**Exercise task**
Give every line of the data again, unchanged, but with no pictures.

::::::

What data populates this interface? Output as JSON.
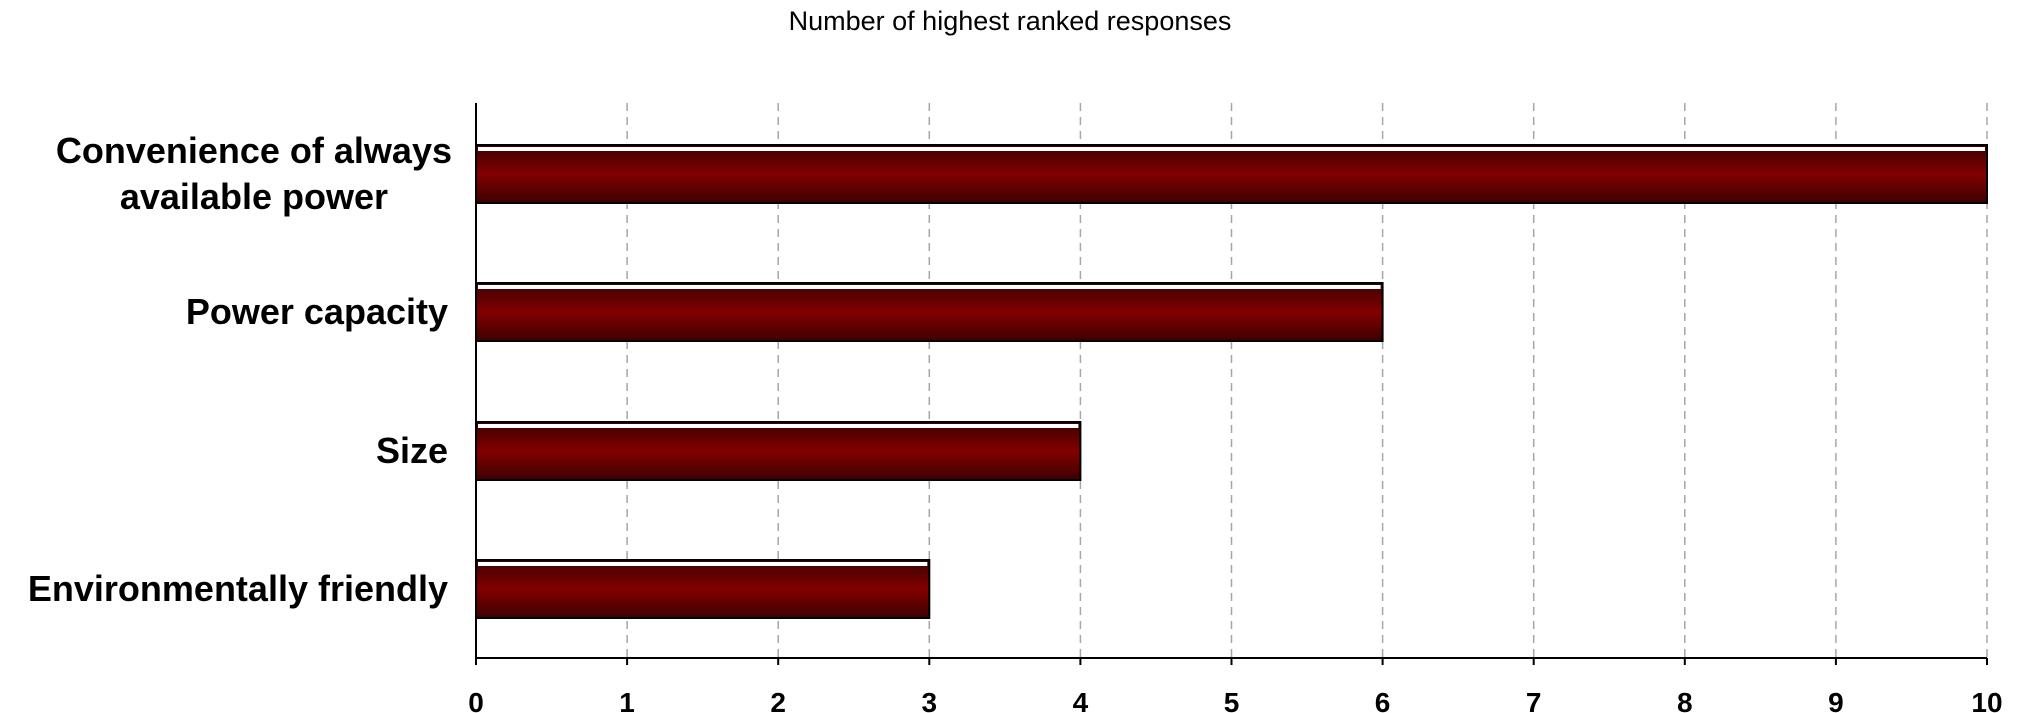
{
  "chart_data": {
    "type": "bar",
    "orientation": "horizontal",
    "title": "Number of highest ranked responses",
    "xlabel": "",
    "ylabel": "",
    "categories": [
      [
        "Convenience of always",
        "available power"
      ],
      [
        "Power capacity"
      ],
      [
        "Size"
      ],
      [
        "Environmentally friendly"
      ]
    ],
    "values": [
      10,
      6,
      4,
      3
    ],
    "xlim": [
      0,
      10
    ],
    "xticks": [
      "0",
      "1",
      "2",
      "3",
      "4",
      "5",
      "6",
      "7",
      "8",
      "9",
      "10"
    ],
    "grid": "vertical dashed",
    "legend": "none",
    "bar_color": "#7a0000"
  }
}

::::::

**Output below**
What data populates this interface? Output as JSON.
{
  "chart_data": {
    "type": "bar",
    "orientation": "horizontal",
    "title": "Number of highest ranked responses",
    "xlabel": "",
    "ylabel": "",
    "categories": [
      [
        "Convenience of always",
        "available power"
      ],
      [
        "Power capacity"
      ],
      [
        "Size"
      ],
      [
        "Environmentally friendly"
      ]
    ],
    "values": [
      10,
      6,
      4,
      3
    ],
    "xlim": [
      0,
      10
    ],
    "xticks": [
      "0",
      "1",
      "2",
      "3",
      "4",
      "5",
      "6",
      "7",
      "8",
      "9",
      "10"
    ],
    "grid": "vertical dashed",
    "legend": "none",
    "bar_color": "#7a0000"
  }
}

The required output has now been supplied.